PROMPT: All of the listing below must be repeated word for word. Pictures are the only thing to omit.

SUPPLIED DATA:
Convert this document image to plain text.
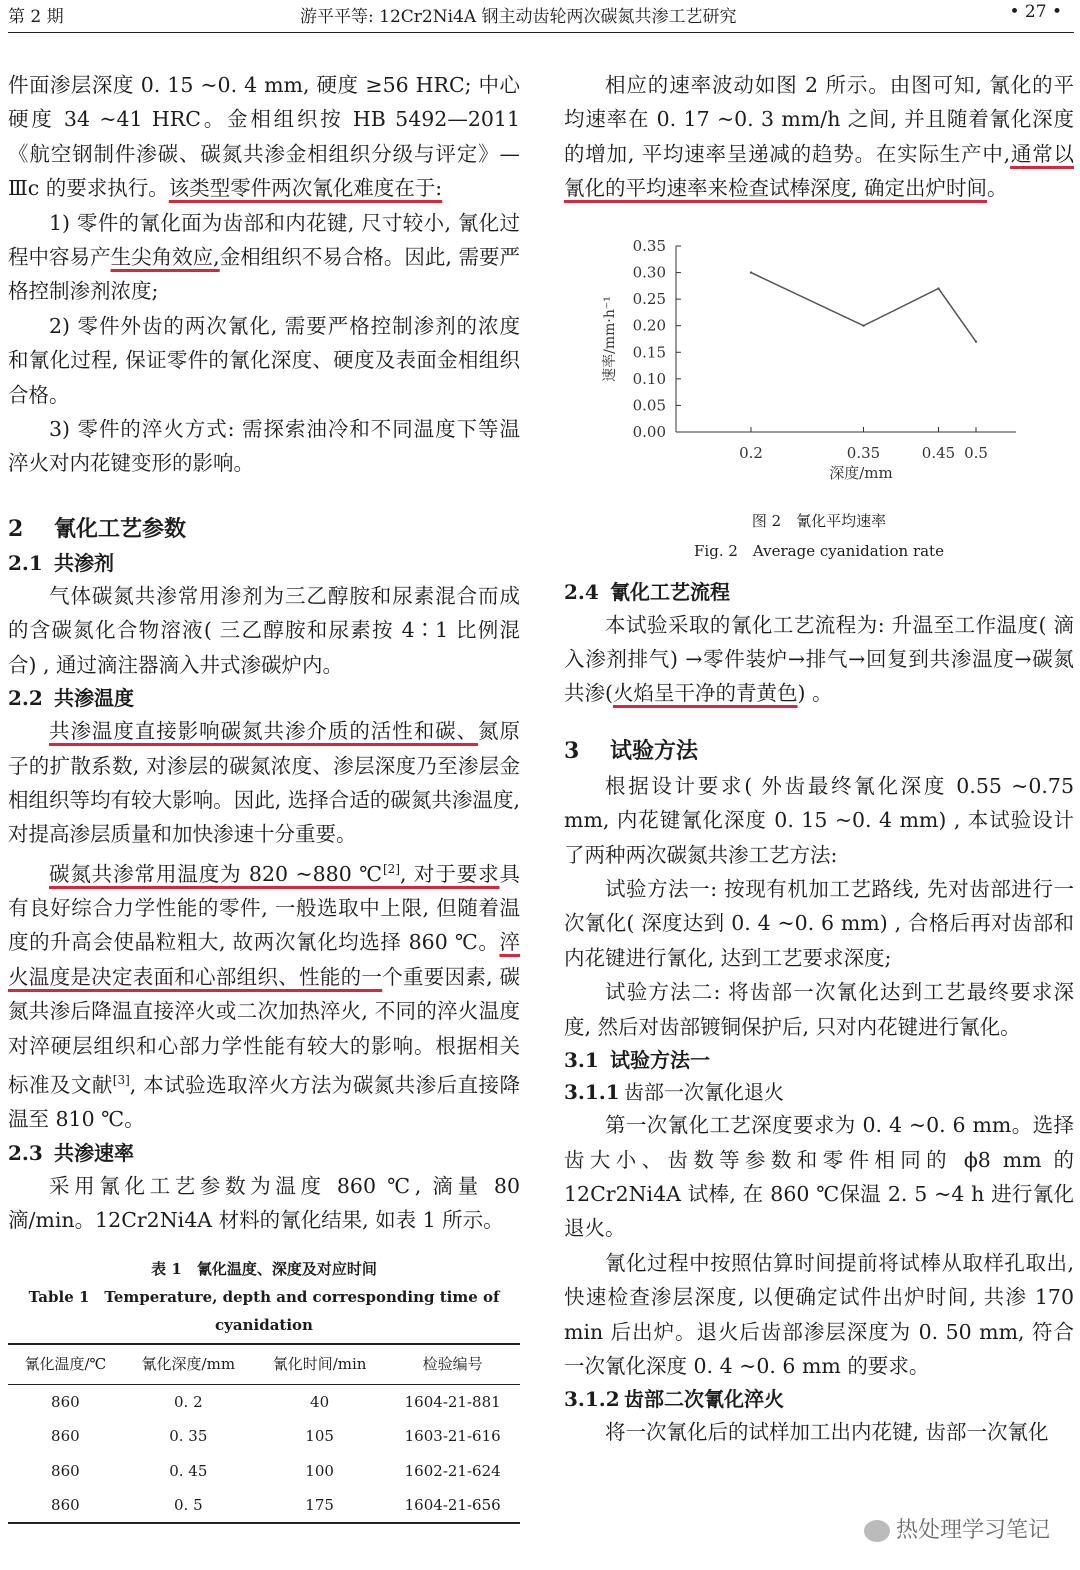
第 2 期	游平平等: 12Cr2Ni4A 钢主动齿轮两次碳氮共渗工艺研究	• 27 •

件面渗层深度 0. 15 ~0. 4 mm, 硬度 ≥56 HRC; 中心硬度 34 ~41 HRC。金相组织按 HB 5492—2011《航空钢制件渗碳、碳氮共渗金相组织分级与评定》—Ⅲc 的要求执行。该类型零件两次氰化难度在于:

1) 零件的氰化面为齿部和内花键, 尺寸较小, 氰化过程中容易产生尖角效应,金相组织不易合格。因此, 需要严格控制渗剂浓度;

2) 零件外齿的两次氰化, 需要严格控制渗剂的浓度和氰化过程, 保证零件的氰化深度、硬度及表面金相组织合格。

3) 零件的淬火方式: 需探索油冷和不同温度下等温淬火对内花键变形的影响。

2 氰化工艺参数
2.1 共渗剂

气体碳氮共渗常用渗剂为三乙醇胺和尿素混合而成的含碳氮化合物溶液( 三乙醇胺和尿素按 4∶1 比例混合) , 通过滴注器滴入井式渗碳炉内。

2.2 共渗温度

共渗温度直接影响碳氮共渗介质的活性和碳、氮原子的扩散系数, 对渗层的碳氮浓度、渗层深度乃至渗层金相组织等均有较大影响。因此, 选择合适的碳氮共渗温度, 对提高渗层质量和加快渗速十分重要。

碳氮共渗常用温度为 820 ~880 ℃[2], 对于要求具有良好综合力学性能的零件, 一般选取中上限, 但随着温度的升高会使晶粒粗大, 故两次氰化均选择 860 ℃。淬火温度是决定表面和心部组织、性能的一个重要因素, 碳氮共渗后降温直接淬火或二次加热淬火, 不同的淬火温度对淬硬层组织和心部力学性能有较大的影响。根据相关标准及文献[3], 本试验选取淬火方法为碳氮共渗后直接降温至 810 ℃。

2.3 共渗速率

采用氰化工艺参数为温度 860 ℃, 滴量 80 滴/min。12Cr2Ni4A 材料的氰化结果, 如表 1 所示。

表 1　氰化温度、深度及对应时间
Table 1　Temperature, depth and corresponding time of cyanidation
氰化温度/℃	氰化深度/mm	氰化时间/min	检验编号
860	0. 2	40	1604-21-881
860	0. 35	105	1603-21-616
860	0. 45	100	1602-21-624
860	0. 5	175	1604-21-656

相应的速率波动如图 2 所示。由图可知, 氰化的平均速率在 0. 17 ~0. 3 mm/h 之间, 并且随着氰化深度的增加, 平均速率呈递减的趋势。在实际生产中,通常以氰化的平均速率来检查试棒深度, 确定出炉时间。

0.00
0.05
0.10
0.15
0.20
0.25
0.30
0.35
0.2	0.35	0.45 0.5
深度/mm
速率/mm·h⁻¹
图 2　氰化平均速率
Fig. 2　Average cyanidation rate
2.4 氰化工艺流程

本试验采取的氰化工艺流程为: 升温至工作温度( 滴入渗剂排气) →零件装炉→排气→回复到共渗温度→碳氮共渗(火焰呈干净的青黄色) 。

3 试验方法

根据设计要求( 外齿最终氰化深度 0.55 ~0.75 mm, 内花键氰化深度 0. 15 ~0. 4 mm) , 本试验设计了两种两次碳氮共渗工艺方法:

试验方法一: 按现有机加工艺路线, 先对齿部进行一次氰化( 深度达到 0. 4 ~0. 6 mm) , 合格后再对齿部和内花键进行氰化, 达到工艺要求深度;

试验方法二: 将齿部一次氰化达到工艺最终要求深度, 然后对齿部镀铜保护后, 只对内花键进行氰化。

3.1 试验方法一
3.1.1 齿部一次氰化退火

第一次氰化工艺深度要求为 0. 4 ~0. 6 mm。选择齿大小、齿数等参数和零件相同的 ϕ8 mm 的 12Cr2Ni4A 试棒, 在 860 ℃保温 2. 5 ~4 h 进行氰化退火。

氰化过程中按照估算时间提前将试棒从取样孔取出, 快速检查渗层深度, 以便确定试件出炉时间, 共渗 170 min 后出炉。退火后齿部渗层深度为 0. 50 mm, 符合一次氰化深度 0. 4 ~0. 6 mm 的要求。

3.1.2 齿部二次氰化淬火

将一次氰化后的试样加工出内花键, 齿部一次氰化

热处理学习笔记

EXERCISE RESPONSE:
Convert this document image to plain text.
第 2 期	游平平等: 12Cr2Ni4A 钢主动齿轮两次碳氮共渗工艺研究	• 27 •

件面渗层深度 0. 15 ~0. 4 mm, 硬度 ≥56 HRC; 中心硬度 34 ~41 HRC。金相组织按 HB 5492—2011《航空钢制件渗碳、碳氮共渗金相组织分级与评定》—Ⅲc 的要求执行。该类型零件两次氰化难度在于:

1) 零件的氰化面为齿部和内花键, 尺寸较小, 氰化过程中容易产生尖角效应,金相组织不易合格。因此, 需要严格控制渗剂浓度;

2) 零件外齿的两次氰化, 需要严格控制渗剂的浓度和氰化过程, 保证零件的氰化深度、硬度及表面金相组织合格。

3) 零件的淬火方式: 需探索油冷和不同温度下等温淬火对内花键变形的影响。

2 氰化工艺参数
2.1 共渗剂

气体碳氮共渗常用渗剂为三乙醇胺和尿素混合而成的含碳氮化合物溶液( 三乙醇胺和尿素按 4∶1 比例混合) , 通过滴注器滴入井式渗碳炉内。

2.2 共渗温度

共渗温度直接影响碳氮共渗介质的活性和碳、氮原子的扩散系数, 对渗层的碳氮浓度、渗层深度乃至渗层金相组织等均有较大影响。因此, 选择合适的碳氮共渗温度, 对提高渗层质量和加快渗速十分重要。

碳氮共渗常用温度为 820 ~880 ℃[2], 对于要求具有良好综合力学性能的零件, 一般选取中上限, 但随着温度的升高会使晶粒粗大, 故两次氰化均选择 860 ℃。淬火温度是决定表面和心部组织、性能的一个重要因素, 碳氮共渗后降温直接淬火或二次加热淬火, 不同的淬火温度对淬硬层组织和心部力学性能有较大的影响。根据相关标准及文献[3], 本试验选取淬火方法为碳氮共渗后直接降温至 810 ℃。

2.3 共渗速率

采用氰化工艺参数为温度 860 ℃, 滴量 80 滴/min。12Cr2Ni4A 材料的氰化结果, 如表 1 所示。

表 1　氰化温度、深度及对应时间
Table 1　Temperature, depth and corresponding time of cyanidation
氰化温度/℃	氰化深度/mm	氰化时间/min	检验编号
860	0. 2	40	1604-21-881
860	0. 35	105	1603-21-616
860	0. 45	100	1602-21-624
860	0. 5	175	1604-21-656

相应的速率波动如图 2 所示。由图可知, 氰化的平均速率在 0. 17 ~0. 3 mm/h 之间, 并且随着氰化深度的增加, 平均速率呈递减的趋势。在实际生产中,通常以氰化的平均速率来检查试棒深度, 确定出炉时间。

0.00
0.05
0.10
0.15
0.20
0.25
0.30
0.35
0.2	0.35	0.45 0.5
深度/mm
速率/mm·h⁻¹
图 2　氰化平均速率
Fig. 2　Average cyanidation rate
2.4 氰化工艺流程

本试验采取的氰化工艺流程为: 升温至工作温度( 滴入渗剂排气) →零件装炉→排气→回复到共渗温度→碳氮共渗(火焰呈干净的青黄色) 。

3 试验方法

根据设计要求( 外齿最终氰化深度 0.55 ~0.75 mm, 内花键氰化深度 0. 15 ~0. 4 mm) , 本试验设计了两种两次碳氮共渗工艺方法:

试验方法一: 按现有机加工艺路线, 先对齿部进行一次氰化( 深度达到 0. 4 ~0. 6 mm) , 合格后再对齿部和内花键进行氰化, 达到工艺要求深度;

试验方法二: 将齿部一次氰化达到工艺最终要求深度, 然后对齿部镀铜保护后, 只对内花键进行氰化。

3.1 试验方法一
3.1.1 齿部一次氰化退火

第一次氰化工艺深度要求为 0. 4 ~0. 6 mm。选择齿大小、齿数等参数和零件相同的 ϕ8 mm 的 12Cr2Ni4A 试棒, 在 860 ℃保温 2. 5 ~4 h 进行氰化退火。

氰化过程中按照估算时间提前将试棒从取样孔取出, 快速检查渗层深度, 以便确定试件出炉时间, 共渗 170 min 后出炉。退火后齿部渗层深度为 0. 50 mm, 符合一次氰化深度 0. 4 ~0. 6 mm 的要求。

3.1.2 齿部二次氰化淬火

将一次氰化后的试样加工出内花键, 齿部一次氰化

热处理学习笔记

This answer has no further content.